Giovedì, 28 marzo 2024 - ore 14.04

La memoria delle Brigate Matteotti all'Archivio di Stato di Cremona

Alla vigilia del 25 aprile del 70° della Liberazione L’associazione Zanoni ha consegnato materiale importante all’Archivio di Stato di Cremona

| Scritto da Redazione
La memoria delle Brigate Matteotti all'Archivio di Stato di Cremona La memoria delle Brigate Matteotti all'Archivio di Stato di Cremona La memoria delle Brigate Matteotti all'Archivio di Stato di Cremona

Su una cosa, forse l’unica, degli sproloqui emessi dal gracchiante altoparlante installato sul furgone di testa del corteo di coda degli “Autonomi” è difficile non concordare. Fermo restando che il nostro ed il loro “antifascismo” nulla hanno in comune, la Resistenza non va celebrata solo il 25 Aprile.

Infatti, se il 70°potesse indurre a riflessioni di senso, non dovrebbe esserci dubbio alcuno almeno su un punto. Che, per come si sono messe le cose nella vita politico-istituzionale, i suoi valori, i suoi principi, i suoi insegnamenti devono tornare a permeare le coscienze collettiva ed individuali e a costituire ogni giorno il segnavia delle ispirazioni e dei comportamenti.

Approfondiremo nei prossimi giorni la dinamica con cui si è svolta la celebrazione clou del ciclo rievocativo, il 25 aprile, la data-ricorrenza per antonomasia. Su cui ci sentiamo di esprimere da subito una convinta valutazione positiva.

Siamo stati tra le sensibilità impegnate nella preparazione adeguata di una celebrazione congruente all’importanza e, come abbiamo anticipato, al significato dell’anniversario.
========================================================================
→ **COMPITI DA SVOLGERE**
1/ Riscrivi in forma più concisa il paragrafo dell'articolo che inizia con "Su una cosa, forse l’unica", mantenendone i fatti principali.
2/ Stabilisci se ciascuna affermazione concorda con l'articolo, rispondendo sì o no e citando le parole decisive del testo.
(a) L'associazione Zanoni ha consegnato materiale all'Archivio di Stato di Cremona.
(b) La celebrazione del 25 aprile riceve una valutazione negativa.
(c) Chi scrive non ha preso parte alla preparazione della celebrazione.
3/ Cita fedelmente il passo dell'articolo compreso tra "Approfondiremo nei prossimi" e "al significato dell’anniversario.", estremi inclusi.

[Dati su elementi e regioni]
========================================================================
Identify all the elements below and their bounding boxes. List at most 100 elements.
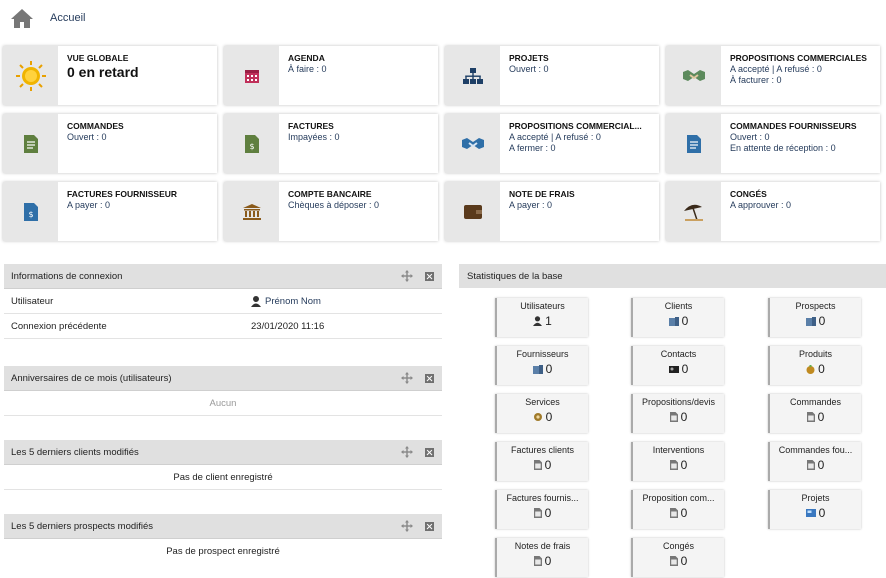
close-icon[interactable] <box>425 373 434 383</box>
tile-overview[interactable]: VUE GLOBALE 0 en retard <box>3 46 217 105</box>
birthdays-panel: Anniversaires de ce mois (utilisateurs) … <box>4 366 442 416</box>
tile-line: Chèques à déposer : 0 <box>288 200 380 210</box>
panel-title: Anniversaires de ce mois (utilisateurs) <box>11 372 172 384</box>
stat-label: Factures fournis... <box>506 493 579 503</box>
tile-line: A payer : 0 <box>509 200 553 210</box>
database-stats-panel: Statistiques de la base Utilisateurs 1 Cli… <box>459 264 886 578</box>
doc-icon <box>669 556 678 566</box>
tile-orders[interactable]: COMMANDES Ouvert : 0 <box>3 114 217 173</box>
panel-title: Statistiques de la base <box>467 270 563 282</box>
stat-box[interactable]: Factures fournis... 0 <box>495 490 588 529</box>
stat-label: Congés <box>662 541 695 551</box>
tile-expense-report[interactable]: NOTE DE FRAIS A payer : 0 <box>445 182 659 241</box>
tile-invoices[interactable]: $ FACTURES Impayées : 0 <box>224 114 438 173</box>
stat-box[interactable]: Notes de frais 0 <box>495 538 588 577</box>
stat-value: 0 <box>681 362 689 376</box>
product-icon <box>806 364 815 374</box>
building-icon <box>668 316 679 326</box>
stat-value: 1 <box>545 314 552 328</box>
stat-label: Produits <box>798 349 833 359</box>
table-row: Utilisateur Prénom Nom <box>4 289 442 314</box>
doc-icon <box>806 460 815 470</box>
stat-value-wrap: 0 <box>633 362 724 376</box>
stat-box[interactable]: Commandes 0 <box>768 394 861 433</box>
stat-value-wrap: 0 <box>497 362 588 376</box>
stat-value-wrap: 0 <box>497 554 588 568</box>
close-icon[interactable] <box>425 271 434 281</box>
stat-box[interactable]: Services 0 <box>495 394 588 433</box>
stat-label: Clients <box>664 301 693 311</box>
stat-value-wrap: 0 <box>770 506 861 520</box>
tile-projects[interactable]: PROJETS Ouvert : 0 <box>445 46 659 105</box>
stat-box[interactable]: Proposition com... 0 <box>631 490 724 529</box>
stat-box[interactable]: Commandes fou... 0 <box>768 442 861 481</box>
stat-box[interactable]: Clients 0 <box>631 298 724 337</box>
tile-title: FACTURES <box>288 121 334 131</box>
panel-header: Les 5 derniers clients modifiés <box>4 440 442 465</box>
stat-box[interactable]: Projets 0 <box>768 490 861 529</box>
home-icon[interactable] <box>10 7 34 29</box>
doc-icon <box>669 460 678 470</box>
tile-proposals-2[interactable]: PROPOSITIONS COMMERCIAL... A accepté | A … <box>445 114 659 173</box>
move-icon[interactable] <box>401 372 413 384</box>
stat-label: Interventions <box>652 445 705 455</box>
stat-value: 0 <box>680 554 688 568</box>
document-icon <box>686 134 701 153</box>
user-link-wrap: Prénom Nom <box>251 295 321 307</box>
tile-title: VUE GLOBALE <box>67 53 129 63</box>
close-icon[interactable] <box>425 521 434 531</box>
tile-line: A accepté | A refusé : 0 <box>730 64 822 74</box>
tile-line: Impayées : 0 <box>288 132 340 142</box>
user-icon <box>251 295 261 307</box>
stat-box[interactable]: Contacts 0 <box>631 346 724 385</box>
service-icon <box>533 412 543 422</box>
stat-value: 0 <box>818 362 825 376</box>
invoice-icon: $ <box>244 134 259 153</box>
wallet-icon <box>463 204 482 219</box>
stat-box[interactable]: Prospects 0 <box>768 298 861 337</box>
move-icon[interactable] <box>401 270 413 282</box>
stat-value-wrap: 0 <box>633 458 724 472</box>
tile-supplier-orders[interactable]: COMMANDES FOURNISSEURS Ouvert : 0 En atten… <box>666 114 880 173</box>
tile-leave[interactable]: CONGÉS A approuver : 0 <box>666 182 880 241</box>
last-clients-panel: Les 5 derniers clients modifiés Pas de c… <box>4 440 442 490</box>
stat-label: Utilisateurs <box>520 301 565 311</box>
move-icon[interactable] <box>401 446 413 458</box>
stat-label: Factures clients <box>510 445 575 455</box>
building-icon <box>532 364 543 374</box>
panel-header: Anniversaires de ce mois (utilisateurs) <box>4 366 442 391</box>
close-icon[interactable] <box>425 447 434 457</box>
stat-value: 0 <box>545 410 553 424</box>
stat-value: 0 <box>544 506 552 520</box>
stat-value-wrap: 0 <box>633 410 724 424</box>
tile-supplier-invoices[interactable]: $ FACTURES FOURNISSEUR A payer : 0 <box>3 182 217 241</box>
doc-icon <box>533 460 542 470</box>
breadcrumb: Accueil <box>10 6 85 30</box>
stat-box[interactable]: Fournisseurs 0 <box>495 346 588 385</box>
stat-label: Commandes fou... <box>778 445 853 455</box>
stat-value: 0 <box>545 362 553 376</box>
stat-box[interactable]: Produits 0 <box>768 346 861 385</box>
tile-agenda[interactable]: AGENDA À faire : 0 <box>224 46 438 105</box>
stat-value: 0 <box>818 314 826 328</box>
calendar-icon <box>244 69 259 83</box>
stat-box[interactable]: Congés 0 <box>631 538 724 577</box>
empty-message: Pas de prospect enregistré <box>166 545 280 557</box>
stat-box[interactable]: Factures clients 0 <box>495 442 588 481</box>
document-icon <box>23 134 38 153</box>
invoice-icon: $ <box>23 202 38 221</box>
breadcrumb-home-link[interactable]: Accueil <box>50 12 85 24</box>
stat-box[interactable]: Interventions 0 <box>631 442 724 481</box>
stat-box[interactable]: Utilisateurs 1 <box>495 298 588 337</box>
tile-line: A payer : 0 <box>67 200 111 210</box>
tile-line: A accepté | A refusé : 0 <box>509 132 601 142</box>
tile-proposals[interactable]: PROPOSITIONS COMMERCIALES A accepté | A r… <box>666 46 880 105</box>
row-label: Utilisateur <box>11 295 54 307</box>
move-icon[interactable] <box>401 520 413 532</box>
stat-box[interactable]: Propositions/devis 0 <box>631 394 724 433</box>
panel-header: Les 5 derniers prospects modifiés <box>4 514 442 539</box>
empty-message: Aucun <box>4 391 442 416</box>
user-link[interactable]: Prénom Nom <box>265 296 321 307</box>
tile-bank-account[interactable]: COMPTE BANCAIRE Chèques à déposer : 0 <box>224 182 438 241</box>
panel-title: Les 5 derniers clients modifiés <box>11 446 139 458</box>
========================================================================
→ **RISPOSTE CORRETTE**
1/ Degli sproloqui diffusi dall'altoparlante sul furgone di testa del corteo di coda degli "Autonomi", almeno uno è condivisibile: la Resistenza non va celebrata solo il 25 Aprile. Resta fermo, però, che il nostro "antifascismo" e il loro non hanno nulla in comune.

2/
(a) Sì: "L’associazione Zanoni ha consegnato materiale importante all’Archivio di Stato di Cremona".
(b) No: "Su cui ci sentiamo di esprimere da subito una convinta valutazione positiva."
(c) No: "Siamo stati tra le sensibilità impegnate nella preparazione adeguata di una celebrazione congruente all’importanza".

3/
Approfondiremo nei prossimi giorni la dinamica con cui si è svolta la celebrazione clou del ciclo rievocativo, il 25 aprile, la data-ricorrenza per antonomasia. Su cui ci sentiamo di esprimere da subito una convinta valutazione positiva.

Siamo stati tra le sensibilità impegnate nella preparazione adeguata di una celebrazione congruente all’importanza e, come abbiamo anticipato, al significato dell’anniversario.